SUPPLIED RECORDS:
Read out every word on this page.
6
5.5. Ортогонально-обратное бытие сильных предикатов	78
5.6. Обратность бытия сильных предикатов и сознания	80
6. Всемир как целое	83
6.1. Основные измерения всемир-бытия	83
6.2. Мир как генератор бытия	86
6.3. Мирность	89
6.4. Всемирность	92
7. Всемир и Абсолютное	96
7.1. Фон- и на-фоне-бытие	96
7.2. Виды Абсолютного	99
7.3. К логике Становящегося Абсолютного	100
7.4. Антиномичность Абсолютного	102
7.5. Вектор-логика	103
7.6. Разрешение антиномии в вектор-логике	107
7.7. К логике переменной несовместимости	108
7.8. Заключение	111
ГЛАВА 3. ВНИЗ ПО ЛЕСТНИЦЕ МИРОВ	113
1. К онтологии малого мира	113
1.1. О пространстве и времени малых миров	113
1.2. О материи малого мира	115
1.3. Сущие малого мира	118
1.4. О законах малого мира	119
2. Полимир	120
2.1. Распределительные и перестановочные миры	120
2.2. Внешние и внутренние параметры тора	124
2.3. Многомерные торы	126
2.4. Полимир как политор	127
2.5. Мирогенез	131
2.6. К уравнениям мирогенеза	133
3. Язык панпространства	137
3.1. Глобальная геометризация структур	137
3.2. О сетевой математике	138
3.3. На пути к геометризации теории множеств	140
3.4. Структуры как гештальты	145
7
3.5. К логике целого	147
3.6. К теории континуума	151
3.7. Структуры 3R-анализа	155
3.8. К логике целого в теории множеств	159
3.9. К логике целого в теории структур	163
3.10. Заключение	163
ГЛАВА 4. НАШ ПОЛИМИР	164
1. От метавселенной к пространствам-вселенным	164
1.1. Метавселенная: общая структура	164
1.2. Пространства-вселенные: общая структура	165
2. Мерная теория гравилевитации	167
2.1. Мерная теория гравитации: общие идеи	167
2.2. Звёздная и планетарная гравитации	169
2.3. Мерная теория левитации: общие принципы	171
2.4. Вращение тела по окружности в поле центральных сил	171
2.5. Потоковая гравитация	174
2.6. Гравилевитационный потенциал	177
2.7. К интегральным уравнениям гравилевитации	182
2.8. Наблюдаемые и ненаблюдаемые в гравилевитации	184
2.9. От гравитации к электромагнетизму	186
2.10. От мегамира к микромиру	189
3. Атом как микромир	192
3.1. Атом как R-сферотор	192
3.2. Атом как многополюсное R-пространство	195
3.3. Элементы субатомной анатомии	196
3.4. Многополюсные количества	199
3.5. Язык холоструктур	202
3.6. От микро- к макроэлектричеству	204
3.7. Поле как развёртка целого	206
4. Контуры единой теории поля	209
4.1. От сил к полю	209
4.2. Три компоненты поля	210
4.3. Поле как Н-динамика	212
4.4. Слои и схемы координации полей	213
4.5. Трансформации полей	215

DIRECTIONS FOR THIS TASK:
Please output the entire listing exactly as it stands.

COMPLETE OUTPUT:
Read out every word on this page.
6
5.5. Ортогонально-обратное бытие сильных предикатов	78
5.6. Обратность бытия сильных предикатов и сознания	80
6. Всемир как целое	83
6.1. Основные измерения всемир-бытия	83
6.2. Мир как генератор бытия	86
6.3. Мирность	89
6.4. Всемирность	92
7. Всемир и Абсолютное	96
7.1. Фон- и на-фоне-бытие	96
7.2. Виды Абсолютного	99
7.3. К логике Становящегося Абсолютного	100
7.4. Антиномичность Абсолютного	102
7.5. Вектор-логика	103
7.6. Разрешение антиномии в вектор-логике	107
7.7. К логике переменной несовместимости	108
7.8. Заключение	111
ГЛАВА 3. ВНИЗ ПО ЛЕСТНИЦЕ МИРОВ	113
1. К онтологии малого мира	113
1.1. О пространстве и времени малых миров	113
1.2. О материи малого мира	115
1.3. Сущие малого мира	118
1.4. О законах малого мира	119
2. Полимир	120
2.1. Распределительные и перестановочные миры	120
2.2. Внешние и внутренние параметры тора	124
2.3. Многомерные торы	126
2.4. Полимир как политор	127
2.5. Мирогенез	131
2.6. К уравнениям мирогенеза	133
3. Язык панпространства	137
3.1. Глобальная геометризация структур	137
3.2. О сетевой математике	138
3.3. На пути к геометризации теории множеств	140
3.4. Структуры как гештальты	145
7
3.5. К логике целого	147
3.6. К теории континуума	151
3.7. Структуры 3R-анализа	155
3.8. К логике целого в теории множеств	159
3.9. К логике целого в теории структур	163
3.10. Заключение	163
ГЛАВА 4. НАШ ПОЛИМИР	164
1. От метавселенной к пространствам-вселенным	164
1.1. Метавселенная: общая структура	164
1.2. Пространства-вселенные: общая структура	165
2. Мерная теория гравилевитации	167
2.1. Мерная теория гравитации: общие идеи	167
2.2. Звёздная и планетарная гравитации	169
2.3. Мерная теория левитации: общие принципы	171
2.4. Вращение тела по окружности в поле центральных сил	171
2.5. Потоковая гравитация	174
2.6. Гравилевитационный потенциал	177
2.7. К интегральным уравнениям гравилевитации	182
2.8. Наблюдаемые и ненаблюдаемые в гравилевитации	184
2.9. От гравитации к электромагнетизму	186
2.10. От мегамира к микромиру	189
3. Атом как микромир	192
3.1. Атом как R-сферотор	192
3.2. Атом как многополюсное R-пространство	195
3.3. Элементы субатомной анатомии	196
3.4. Многополюсные количества	199
3.5. Язык холоструктур	202
3.6. От микро- к макроэлектричеству	204
3.7. Поле как развёртка целого	206
4. Контуры единой теории поля	209
4.1. От сил к полю	209
4.2. Три компоненты поля	210
4.3. Поле как Н-динамика	212
4.4. Слои и схемы координации полей	213
4.5. Трансформации полей	215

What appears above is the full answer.